→ **EXERCISE DESCRIPTION**
Return the material exactly as supplied, apart from the pictures, which are omitted.

# start of INPUT MATERIAL

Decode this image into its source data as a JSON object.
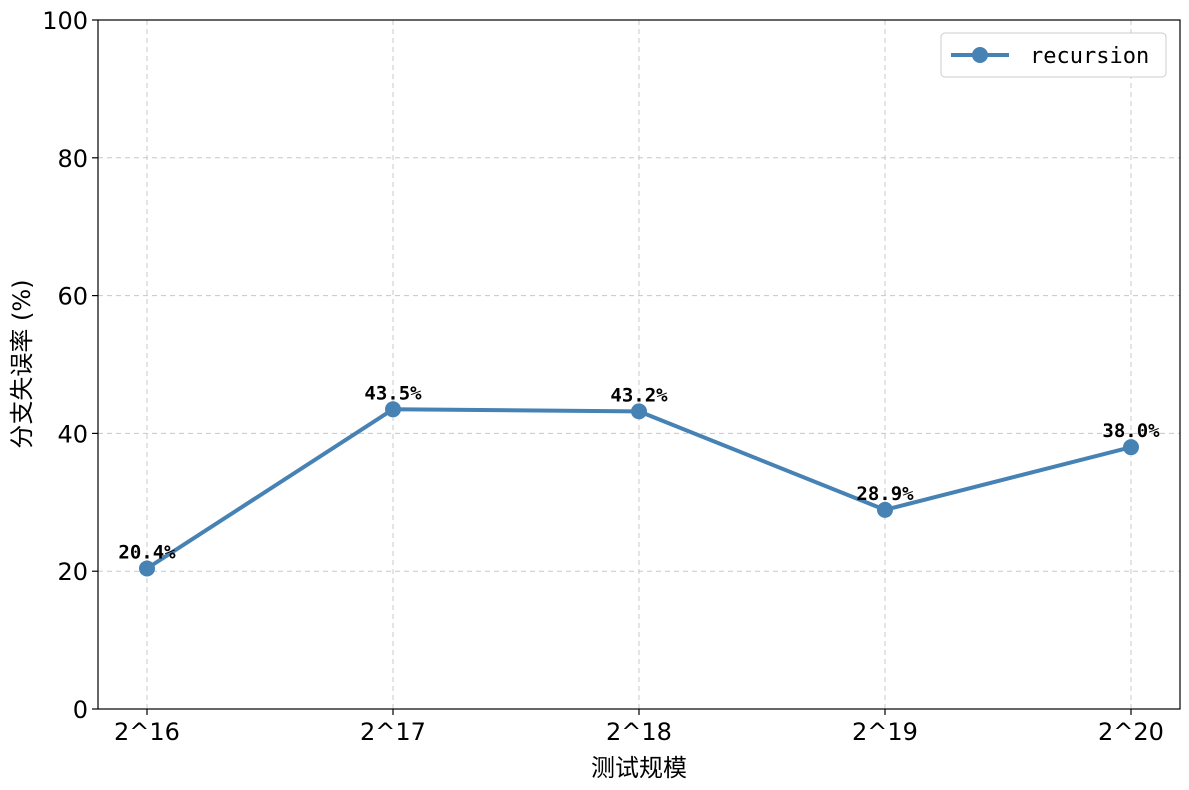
{
  "chart_data": {
    "type": "line",
    "categories": [
      "2^16",
      "2^17",
      "2^18",
      "2^19",
      "2^20"
    ],
    "series": [
      {
        "name": "recursion",
        "values": [
          20.4,
          43.5,
          43.2,
          28.9,
          38.0
        ],
        "labels": [
          "20.4%",
          "43.5%",
          "43.2%",
          "28.9%",
          "38.0%"
        ],
        "color": "#4682b4"
      }
    ],
    "xlabel": "测试规模",
    "ylabel": "分支失误率 (%)",
    "ylim": [
      0,
      100
    ],
    "yticks": [
      "0",
      "20",
      "40",
      "60",
      "80",
      "100"
    ],
    "grid": true,
    "legend_position": "top-right"
  }
}
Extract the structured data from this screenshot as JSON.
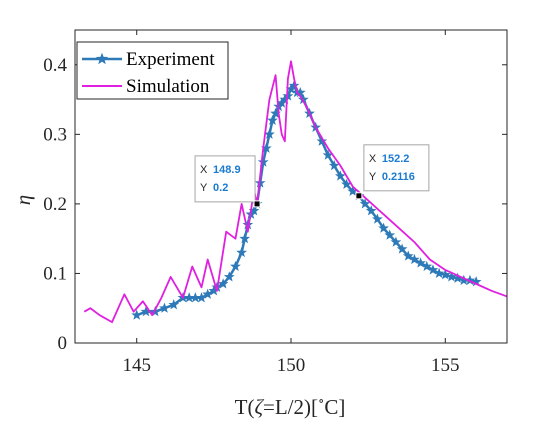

# end of INPUT MATERIAL

→ **ANSWER TO THE EXERCISE**
Decode this image into its source data as a JSON object.
{
  "chart_data": {
    "type": "line",
    "categories": [
      "2^16",
      "2^17",
      "2^18",
      "2^19",
      "2^20"
    ],
    "series": [
      {
        "name": "recursion",
        "values": [
          20.4,
          43.5,
          43.2,
          28.9,
          38.0
        ],
        "labels": [
          "20.4%",
          "43.5%",
          "43.2%",
          "28.9%",
          "38.0%"
        ],
        "color": "#4682b4"
      }
    ],
    "xlabel": "测试规模",
    "ylabel": "分支失误率 (%)",
    "ylim": [
      0,
      100
    ],
    "yticks": [
      "0",
      "20",
      "40",
      "60",
      "80",
      "100"
    ],
    "grid": true,
    "legend_position": "top-right"
  }
}
Extract the structured data from this screenshot as JSON.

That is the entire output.